* [Requirement]:
Copy out each line of the material in which the word "XXXX中学校内资助资金管理办法" appears.
_ _ _ _ _
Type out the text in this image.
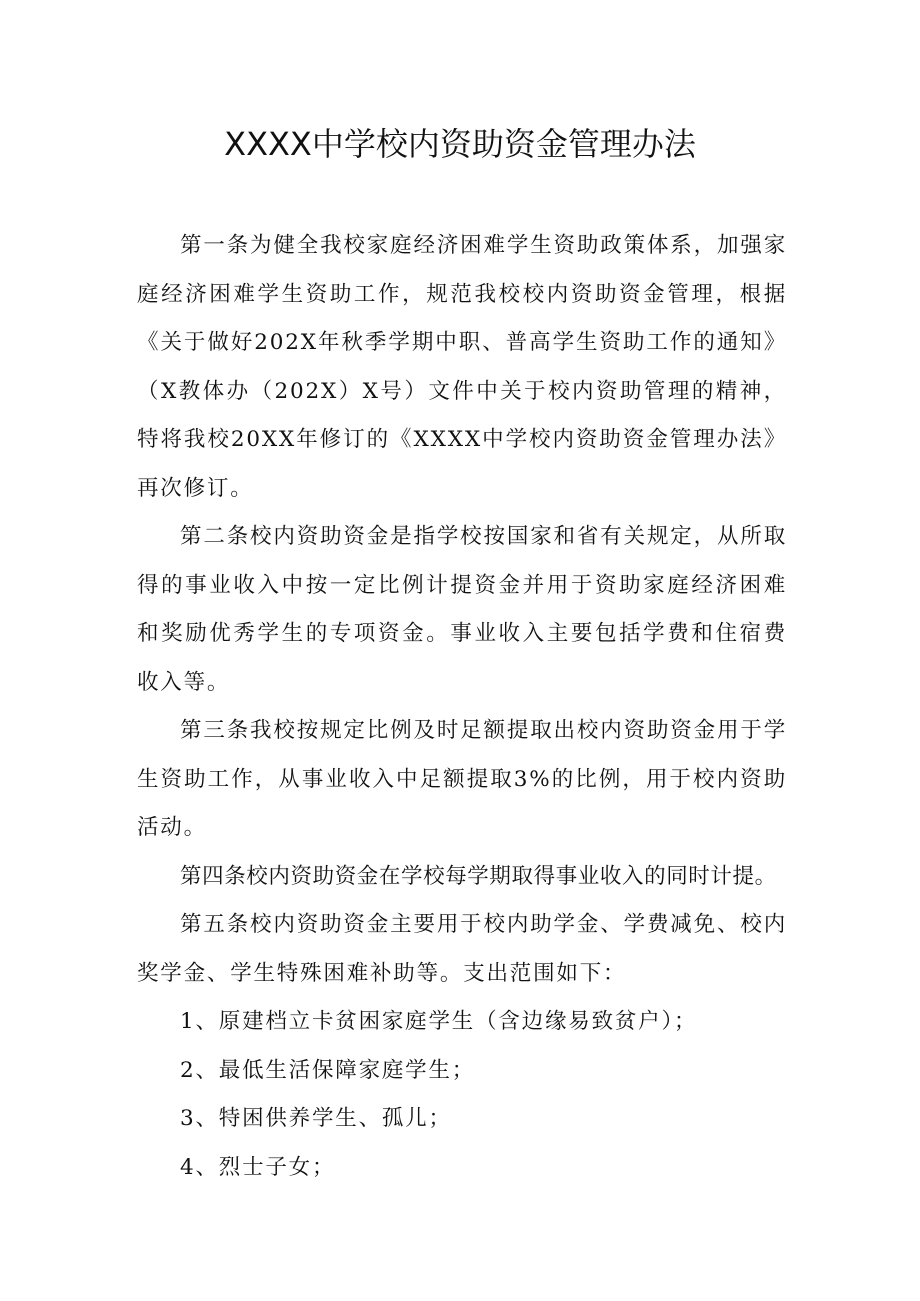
XXXX中学校内资助资金管理办法

第一条为健全我校家庭经济困难学生资助政策体系，加强家庭经济困难学生资助工作，规范我校校内资助资金管理，根据《关于做好202X年秋季学期中职、普高学生资助工作的通知》（X教体办（202X）X号）文件中关于校内资助管理的精神，特将我校20XX年修订的《XXXX中学校内资助资金管理办法》再次修订。

第二条校内资助资金是指学校按国家和省有关规定，从所取得的事业收入中按一定比例计提资金并用于资助家庭经济困难和奖励优秀学生的专项资金。事业收入主要包括学费和住宿费收入等。

第三条我校按规定比例及时足额提取出校内资助资金用于学生资助工作，从事业收入中足额提取3%的比例，用于校内资助活动。

第四条校内资助资金在学校每学期取得事业收入的同时计提。

第五条校内资助资金主要用于校内助学金、学费减免、校内奖学金、学生特殊困难补助等。支出范围如下：

1、原建档立卡贫困家庭学生（含边缘易致贫户）；

2、最低生活保障家庭学生；

3、特困供养学生、孤儿；

4、烈士子女；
_ _ _ _ _
* [Response for this exercise]:
XXXX中学校内资助资金管理办法
第一条为健全我校家庭经济困难学生资助政策体系，加强家庭经济困难学生资助工作，规范我校校内资助资金管理，根据《关于做好202X年秋季学期中职、普高学生资助工作的通知》（X教体办（202X）X号）文件中关于校内资助管理的精神，特将我校20XX年修订的《XXXX中学校内资助资金管理办法》再次修订。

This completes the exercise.